» **Your task**: Print each line exactly as it is given.
====
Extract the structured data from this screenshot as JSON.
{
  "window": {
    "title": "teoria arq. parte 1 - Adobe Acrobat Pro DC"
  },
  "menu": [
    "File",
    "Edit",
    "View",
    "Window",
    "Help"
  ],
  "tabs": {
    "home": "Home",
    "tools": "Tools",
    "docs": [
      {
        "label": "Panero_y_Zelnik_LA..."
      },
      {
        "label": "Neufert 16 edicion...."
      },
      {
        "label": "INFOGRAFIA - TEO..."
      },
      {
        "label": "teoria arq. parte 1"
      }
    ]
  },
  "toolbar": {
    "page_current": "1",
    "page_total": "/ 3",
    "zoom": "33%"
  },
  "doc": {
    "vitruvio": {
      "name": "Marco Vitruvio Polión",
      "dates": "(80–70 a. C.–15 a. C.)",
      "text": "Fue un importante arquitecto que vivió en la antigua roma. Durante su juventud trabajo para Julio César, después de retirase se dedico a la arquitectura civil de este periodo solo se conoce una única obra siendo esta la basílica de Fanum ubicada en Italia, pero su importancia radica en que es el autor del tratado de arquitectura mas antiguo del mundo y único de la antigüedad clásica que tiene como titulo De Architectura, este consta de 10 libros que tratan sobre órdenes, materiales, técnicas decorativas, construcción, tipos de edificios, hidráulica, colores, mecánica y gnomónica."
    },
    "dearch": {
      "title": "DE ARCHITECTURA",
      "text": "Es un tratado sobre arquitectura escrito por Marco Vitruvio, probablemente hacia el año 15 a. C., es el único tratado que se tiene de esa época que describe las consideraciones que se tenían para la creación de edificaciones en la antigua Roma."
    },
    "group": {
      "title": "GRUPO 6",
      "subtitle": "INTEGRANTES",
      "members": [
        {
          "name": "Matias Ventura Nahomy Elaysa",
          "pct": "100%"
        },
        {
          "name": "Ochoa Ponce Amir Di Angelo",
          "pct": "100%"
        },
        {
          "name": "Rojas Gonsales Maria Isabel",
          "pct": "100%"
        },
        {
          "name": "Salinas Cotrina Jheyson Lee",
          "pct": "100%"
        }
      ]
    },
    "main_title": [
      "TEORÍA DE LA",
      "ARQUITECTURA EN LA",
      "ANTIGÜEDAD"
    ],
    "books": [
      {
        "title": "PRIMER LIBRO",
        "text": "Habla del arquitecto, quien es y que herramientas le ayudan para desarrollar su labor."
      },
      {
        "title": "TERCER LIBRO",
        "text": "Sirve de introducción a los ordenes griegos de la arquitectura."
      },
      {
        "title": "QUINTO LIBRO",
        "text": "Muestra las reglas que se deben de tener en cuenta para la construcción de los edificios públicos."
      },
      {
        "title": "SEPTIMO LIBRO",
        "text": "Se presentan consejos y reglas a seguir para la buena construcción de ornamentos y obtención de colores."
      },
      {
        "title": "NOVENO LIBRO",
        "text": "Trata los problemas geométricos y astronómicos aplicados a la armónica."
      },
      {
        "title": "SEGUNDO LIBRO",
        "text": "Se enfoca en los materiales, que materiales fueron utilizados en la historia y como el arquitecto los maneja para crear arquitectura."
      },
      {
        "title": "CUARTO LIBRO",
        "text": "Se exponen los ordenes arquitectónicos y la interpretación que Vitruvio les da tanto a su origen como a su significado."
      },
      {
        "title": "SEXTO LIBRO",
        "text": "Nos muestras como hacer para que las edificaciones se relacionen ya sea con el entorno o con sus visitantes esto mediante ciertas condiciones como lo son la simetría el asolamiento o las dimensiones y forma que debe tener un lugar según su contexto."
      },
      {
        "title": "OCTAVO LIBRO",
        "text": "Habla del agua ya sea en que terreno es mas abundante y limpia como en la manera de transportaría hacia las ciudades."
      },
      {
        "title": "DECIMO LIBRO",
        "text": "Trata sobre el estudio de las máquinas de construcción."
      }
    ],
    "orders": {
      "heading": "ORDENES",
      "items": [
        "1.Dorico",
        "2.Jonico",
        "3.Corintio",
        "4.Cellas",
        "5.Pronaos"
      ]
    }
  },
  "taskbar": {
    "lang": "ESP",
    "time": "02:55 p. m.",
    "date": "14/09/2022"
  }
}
====
» **In response**:
Extract the structured data from this screenshot as JSON.
{
  "window": {
    "title": "teoria arq. parte 1 - Adobe Acrobat Pro DC"
  },
  "menu": [
    "File",
    "Edit",
    "View",
    "Window",
    "Help"
  ],
  "tabs": {
    "home": "Home",
    "tools": "Tools",
    "docs": [
      {
        "label": "Panero_y_Zelnik_LA..."
      },
      {
        "label": "Neufert 16 edicion...."
      },
      {
        "label": "INFOGRAFIA - TEO..."
      },
      {
        "label": "teoria arq. parte 1"
      }
    ]
  },
  "toolbar": {
    "page_current": "1",
    "page_total": "/ 3",
    "zoom": "33%"
  },
  "doc": {
    "vitruvio": {
      "name": "Marco Vitruvio Polión",
      "dates": "(80–70 a. C.–15 a. C.)",
      "text": "Fue un importante arquitecto que vivió en la antigua roma. Durante su juventud trabajo para Julio César, después de retirase se dedico a la arquitectura civil de este periodo solo se conoce una única obra siendo esta la basílica de Fanum ubicada en Italia, pero su importancia radica en que es el autor del tratado de arquitectura mas antiguo del mundo y único de la antigüedad clásica que tiene como titulo De Architectura, este consta de 10 libros que tratan sobre órdenes, materiales, técnicas decorativas, construcción, tipos de edificios, hidráulica, colores, mecánica y gnomónica."
    },
    "dearch": {
      "title": "DE ARCHITECTURA",
      "text": "Es un tratado sobre arquitectura escrito por Marco Vitruvio, probablemente hacia el año 15 a. C., es el único tratado que se tiene de esa época que describe las consideraciones que se tenían para la creación de edificaciones en la antigua Roma."
    },
    "group": {
      "title": "GRUPO 6",
      "subtitle": "INTEGRANTES",
      "members": [
        {
          "name": "Matias Ventura Nahomy Elaysa",
          "pct": "100%"
        },
        {
          "name": "Ochoa Ponce Amir Di Angelo",
          "pct": "100%"
        },
        {
          "name": "Rojas Gonsales Maria Isabel",
          "pct": "100%"
        },
        {
          "name": "Salinas Cotrina Jheyson Lee",
          "pct": "100%"
        }
      ]
    },
    "main_title": [
      "TEORÍA DE LA",
      "ARQUITECTURA EN LA",
      "ANTIGÜEDAD"
    ],
    "books": [
      {
        "title": "PRIMER LIBRO",
        "text": "Habla del arquitecto, quien es y que herramientas le ayudan para desarrollar su labor."
      },
      {
        "title": "TERCER LIBRO",
        "text": "Sirve de introducción a los ordenes griegos de la arquitectura."
      },
      {
        "title": "QUINTO LIBRO",
        "text": "Muestra las reglas que se deben de tener en cuenta para la construcción de los edificios públicos."
      },
      {
        "title": "SEPTIMO LIBRO",
        "text": "Se presentan consejos y reglas a seguir para la buena construcción de ornamentos y obtención de colores."
      },
      {
        "title": "NOVENO LIBRO",
        "text": "Trata los problemas geométricos y astronómicos aplicados a la armónica."
      },
      {
        "title": "SEGUNDO LIBRO",
        "text": "Se enfoca en los materiales, que materiales fueron utilizados en la historia y como el arquitecto los maneja para crear arquitectura."
      },
      {
        "title": "CUARTO LIBRO",
        "text": "Se exponen los ordenes arquitectónicos y la interpretación que Vitruvio les da tanto a su origen como a su significado."
      },
      {
        "title": "SEXTO LIBRO",
        "text": "Nos muestras como hacer para que las edificaciones se relacionen ya sea con el entorno o con sus visitantes esto mediante ciertas condiciones como lo son la simetría el asolamiento o las dimensiones y forma que debe tener un lugar según su contexto."
      },
      {
        "title": "OCTAVO LIBRO",
        "text": "Habla del agua ya sea en que terreno es mas abundante y limpia como en la manera de transportaría hacia las ciudades."
      },
      {
        "title": "DECIMO LIBRO",
        "text": "Trata sobre el estudio de las máquinas de construcción."
      }
    ],
    "orders": {
      "heading": "ORDENES",
      "items": [
        "1.Dorico",
        "2.Jonico",
        "3.Corintio",
        "4.Cellas",
        "5.Pronaos"
      ]
    }
  },
  "taskbar": {
    "lang": "ESP",
    "time": "02:55 p. m.",
    "date": "14/09/2022"
  }
}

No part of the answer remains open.